Data excerpts
###

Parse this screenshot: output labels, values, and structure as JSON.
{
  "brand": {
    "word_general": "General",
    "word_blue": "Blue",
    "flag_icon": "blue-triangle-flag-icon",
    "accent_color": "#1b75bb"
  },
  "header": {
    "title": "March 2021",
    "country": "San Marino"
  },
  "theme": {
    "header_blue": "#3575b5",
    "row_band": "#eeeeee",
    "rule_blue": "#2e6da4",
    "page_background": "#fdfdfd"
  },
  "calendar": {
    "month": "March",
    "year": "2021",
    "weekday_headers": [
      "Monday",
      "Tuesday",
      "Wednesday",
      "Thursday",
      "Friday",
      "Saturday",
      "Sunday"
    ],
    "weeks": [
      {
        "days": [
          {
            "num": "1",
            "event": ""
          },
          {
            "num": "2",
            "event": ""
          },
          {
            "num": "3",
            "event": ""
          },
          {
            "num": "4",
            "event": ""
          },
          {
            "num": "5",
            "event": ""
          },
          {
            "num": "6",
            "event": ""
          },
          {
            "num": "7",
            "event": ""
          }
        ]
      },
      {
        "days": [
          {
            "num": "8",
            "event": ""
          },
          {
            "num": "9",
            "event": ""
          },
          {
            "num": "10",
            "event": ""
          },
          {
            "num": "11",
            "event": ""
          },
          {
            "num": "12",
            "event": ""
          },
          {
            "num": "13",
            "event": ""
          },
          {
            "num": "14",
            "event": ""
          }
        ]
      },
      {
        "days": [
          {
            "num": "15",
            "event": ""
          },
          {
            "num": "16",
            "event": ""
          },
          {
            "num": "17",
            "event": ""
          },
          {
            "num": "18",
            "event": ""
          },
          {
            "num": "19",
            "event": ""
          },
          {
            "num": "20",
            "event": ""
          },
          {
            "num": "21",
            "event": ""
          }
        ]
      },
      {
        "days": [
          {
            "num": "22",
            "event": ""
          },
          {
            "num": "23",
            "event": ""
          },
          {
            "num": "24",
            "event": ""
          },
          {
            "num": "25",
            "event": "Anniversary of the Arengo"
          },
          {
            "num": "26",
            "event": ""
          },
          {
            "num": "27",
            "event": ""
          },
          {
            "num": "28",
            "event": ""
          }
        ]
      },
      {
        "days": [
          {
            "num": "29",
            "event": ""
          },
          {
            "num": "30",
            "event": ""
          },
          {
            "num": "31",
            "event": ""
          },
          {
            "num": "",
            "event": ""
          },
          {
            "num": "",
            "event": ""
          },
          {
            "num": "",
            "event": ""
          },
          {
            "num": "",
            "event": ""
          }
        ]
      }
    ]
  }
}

###

## [TASK TO CARRY OUT]
Every record above needs to be repeated word for word.

## [IN RESPONSE]
Parse this screenshot: output labels, values, and structure as JSON.
{
  "brand": {
    "word_general": "General",
    "word_blue": "Blue",
    "flag_icon": "blue-triangle-flag-icon",
    "accent_color": "#1b75bb"
  },
  "header": {
    "title": "March 2021",
    "country": "San Marino"
  },
  "theme": {
    "header_blue": "#3575b5",
    "row_band": "#eeeeee",
    "rule_blue": "#2e6da4",
    "page_background": "#fdfdfd"
  },
  "calendar": {
    "month": "March",
    "year": "2021",
    "weekday_headers": [
      "Monday",
      "Tuesday",
      "Wednesday",
      "Thursday",
      "Friday",
      "Saturday",
      "Sunday"
    ],
    "weeks": [
      {
        "days": [
          {
            "num": "1",
            "event": ""
          },
          {
            "num": "2",
            "event": ""
          },
          {
            "num": "3",
            "event": ""
          },
          {
            "num": "4",
            "event": ""
          },
          {
            "num": "5",
            "event": ""
          },
          {
            "num": "6",
            "event": ""
          },
          {
            "num": "7",
            "event": ""
          }
        ]
      },
      {
        "days": [
          {
            "num": "8",
            "event": ""
          },
          {
            "num": "9",
            "event": ""
          },
          {
            "num": "10",
            "event": ""
          },
          {
            "num": "11",
            "event": ""
          },
          {
            "num": "12",
            "event": ""
          },
          {
            "num": "13",
            "event": ""
          },
          {
            "num": "14",
            "event": ""
          }
        ]
      },
      {
        "days": [
          {
            "num": "15",
            "event": ""
          },
          {
            "num": "16",
            "event": ""
          },
          {
            "num": "17",
            "event": ""
          },
          {
            "num": "18",
            "event": ""
          },
          {
            "num": "19",
            "event": ""
          },
          {
            "num": "20",
            "event": ""
          },
          {
            "num": "21",
            "event": ""
          }
        ]
      },
      {
        "days": [
          {
            "num": "22",
            "event": ""
          },
          {
            "num": "23",
            "event": ""
          },
          {
            "num": "24",
            "event": ""
          },
          {
            "num": "25",
            "event": "Anniversary of the Arengo"
          },
          {
            "num": "26",
            "event": ""
          },
          {
            "num": "27",
            "event": ""
          },
          {
            "num": "28",
            "event": ""
          }
        ]
      },
      {
        "days": [
          {
            "num": "29",
            "event": ""
          },
          {
            "num": "30",
            "event": ""
          },
          {
            "num": "31",
            "event": ""
          },
          {
            "num": "",
            "event": ""
          },
          {
            "num": "",
            "event": ""
          },
          {
            "num": "",
            "event": ""
          },
          {
            "num": "",
            "event": ""
          }
        ]
      }
    ]
  }
}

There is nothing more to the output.